-- Begin DATA TO USE --

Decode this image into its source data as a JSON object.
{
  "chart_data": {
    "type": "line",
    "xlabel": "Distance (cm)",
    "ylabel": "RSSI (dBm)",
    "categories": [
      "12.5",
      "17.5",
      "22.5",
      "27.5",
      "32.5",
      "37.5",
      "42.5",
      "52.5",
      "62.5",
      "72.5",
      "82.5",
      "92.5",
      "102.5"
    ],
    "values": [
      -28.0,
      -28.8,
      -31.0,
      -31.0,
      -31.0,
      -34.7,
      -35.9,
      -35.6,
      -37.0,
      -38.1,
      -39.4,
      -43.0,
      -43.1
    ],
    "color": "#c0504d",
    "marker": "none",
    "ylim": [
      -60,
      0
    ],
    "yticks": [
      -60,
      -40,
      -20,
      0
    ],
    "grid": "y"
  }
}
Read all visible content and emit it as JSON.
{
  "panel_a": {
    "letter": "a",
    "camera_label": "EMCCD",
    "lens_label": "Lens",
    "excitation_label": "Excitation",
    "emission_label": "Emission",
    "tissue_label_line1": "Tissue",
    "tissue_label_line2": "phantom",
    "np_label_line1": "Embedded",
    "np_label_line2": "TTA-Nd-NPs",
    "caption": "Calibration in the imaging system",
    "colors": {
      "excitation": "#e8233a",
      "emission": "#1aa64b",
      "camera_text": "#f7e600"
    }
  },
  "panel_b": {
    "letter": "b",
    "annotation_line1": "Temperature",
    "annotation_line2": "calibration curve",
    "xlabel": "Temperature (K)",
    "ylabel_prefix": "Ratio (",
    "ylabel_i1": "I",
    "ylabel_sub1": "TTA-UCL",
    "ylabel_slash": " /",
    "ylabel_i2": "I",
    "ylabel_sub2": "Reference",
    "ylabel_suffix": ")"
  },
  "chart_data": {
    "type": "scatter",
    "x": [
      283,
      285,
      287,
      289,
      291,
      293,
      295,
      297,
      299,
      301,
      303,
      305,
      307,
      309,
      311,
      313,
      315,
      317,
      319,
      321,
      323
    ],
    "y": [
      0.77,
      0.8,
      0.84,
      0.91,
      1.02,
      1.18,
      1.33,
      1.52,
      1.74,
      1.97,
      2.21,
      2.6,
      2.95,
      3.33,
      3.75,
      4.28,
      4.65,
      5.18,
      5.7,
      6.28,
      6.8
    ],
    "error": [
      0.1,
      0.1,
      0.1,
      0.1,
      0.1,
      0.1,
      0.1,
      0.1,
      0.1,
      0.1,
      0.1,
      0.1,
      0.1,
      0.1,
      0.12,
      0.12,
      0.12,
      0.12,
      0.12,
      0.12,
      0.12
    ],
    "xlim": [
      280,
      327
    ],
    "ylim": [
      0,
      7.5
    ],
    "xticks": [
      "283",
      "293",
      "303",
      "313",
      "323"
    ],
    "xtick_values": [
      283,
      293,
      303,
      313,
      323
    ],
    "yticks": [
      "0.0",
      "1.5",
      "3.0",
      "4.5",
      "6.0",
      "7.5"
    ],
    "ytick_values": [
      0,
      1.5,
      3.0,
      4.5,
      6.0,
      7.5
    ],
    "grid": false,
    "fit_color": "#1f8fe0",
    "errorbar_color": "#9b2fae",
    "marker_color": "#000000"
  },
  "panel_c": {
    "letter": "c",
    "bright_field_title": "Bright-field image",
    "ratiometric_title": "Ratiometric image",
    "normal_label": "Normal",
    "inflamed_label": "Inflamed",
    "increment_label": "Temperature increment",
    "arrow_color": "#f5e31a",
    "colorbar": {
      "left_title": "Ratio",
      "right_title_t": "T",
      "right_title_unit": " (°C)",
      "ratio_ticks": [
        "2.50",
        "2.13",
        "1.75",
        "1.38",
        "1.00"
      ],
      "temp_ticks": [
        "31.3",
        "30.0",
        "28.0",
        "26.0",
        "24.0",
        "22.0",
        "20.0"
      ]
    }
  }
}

-- End DATA TO USE --

# [THE EXERCISE]
Print the listing above in full, exactly as it is.

# [EXERCISE RESULT]
Decode this image into its source data as a JSON object.
{
  "chart_data": {
    "type": "line",
    "xlabel": "Distance (cm)",
    "ylabel": "RSSI (dBm)",
    "categories": [
      "12.5",
      "17.5",
      "22.5",
      "27.5",
      "32.5",
      "37.5",
      "42.5",
      "52.5",
      "62.5",
      "72.5",
      "82.5",
      "92.5",
      "102.5"
    ],
    "values": [
      -28.0,
      -28.8,
      -31.0,
      -31.0,
      -31.0,
      -34.7,
      -35.9,
      -35.6,
      -37.0,
      -38.1,
      -39.4,
      -43.0,
      -43.1
    ],
    "color": "#c0504d",
    "marker": "none",
    "ylim": [
      -60,
      0
    ],
    "yticks": [
      -60,
      -40,
      -20,
      0
    ],
    "grid": "y"
  }
}
Read all visible content and emit it as JSON.
{
  "panel_a": {
    "letter": "a",
    "camera_label": "EMCCD",
    "lens_label": "Lens",
    "excitation_label": "Excitation",
    "emission_label": "Emission",
    "tissue_label_line1": "Tissue",
    "tissue_label_line2": "phantom",
    "np_label_line1": "Embedded",
    "np_label_line2": "TTA-Nd-NPs",
    "caption": "Calibration in the imaging system",
    "colors": {
      "excitation": "#e8233a",
      "emission": "#1aa64b",
      "camera_text": "#f7e600"
    }
  },
  "panel_b": {
    "letter": "b",
    "annotation_line1": "Temperature",
    "annotation_line2": "calibration curve",
    "xlabel": "Temperature (K)",
    "ylabel_prefix": "Ratio (",
    "ylabel_i1": "I",
    "ylabel_sub1": "TTA-UCL",
    "ylabel_slash": " /",
    "ylabel_i2": "I",
    "ylabel_sub2": "Reference",
    "ylabel_suffix": ")"
  },
  "chart_data": {
    "type": "scatter",
    "x": [
      283,
      285,
      287,
      289,
      291,
      293,
      295,
      297,
      299,
      301,
      303,
      305,
      307,
      309,
      311,
      313,
      315,
      317,
      319,
      321,
      323
    ],
    "y": [
      0.77,
      0.8,
      0.84,
      0.91,
      1.02,
      1.18,
      1.33,
      1.52,
      1.74,
      1.97,
      2.21,
      2.6,
      2.95,
      3.33,
      3.75,
      4.28,
      4.65,
      5.18,
      5.7,
      6.28,
      6.8
    ],
    "error": [
      0.1,
      0.1,
      0.1,
      0.1,
      0.1,
      0.1,
      0.1,
      0.1,
      0.1,
      0.1,
      0.1,
      0.1,
      0.1,
      0.1,
      0.12,
      0.12,
      0.12,
      0.12,
      0.12,
      0.12,
      0.12
    ],
    "xlim": [
      280,
      327
    ],
    "ylim": [
      0,
      7.5
    ],
    "xticks": [
      "283",
      "293",
      "303",
      "313",
      "323"
    ],
    "xtick_values": [
      283,
      293,
      303,
      313,
      323
    ],
    "yticks": [
      "0.0",
      "1.5",
      "3.0",
      "4.5",
      "6.0",
      "7.5"
    ],
    "ytick_values": [
      0,
      1.5,
      3.0,
      4.5,
      6.0,
      7.5
    ],
    "grid": false,
    "fit_color": "#1f8fe0",
    "errorbar_color": "#9b2fae",
    "marker_color": "#000000"
  },
  "panel_c": {
    "letter": "c",
    "bright_field_title": "Bright-field image",
    "ratiometric_title": "Ratiometric image",
    "normal_label": "Normal",
    "inflamed_label": "Inflamed",
    "increment_label": "Temperature increment",
    "arrow_color": "#f5e31a",
    "colorbar": {
      "left_title": "Ratio",
      "right_title_t": "T",
      "right_title_unit": " (°C)",
      "ratio_ticks": [
        "2.50",
        "2.13",
        "1.75",
        "1.38",
        "1.00"
      ],
      "temp_ticks": [
        "31.3",
        "30.0",
        "28.0",
        "26.0",
        "24.0",
        "22.0",
        "20.0"
      ]
    }
  }
}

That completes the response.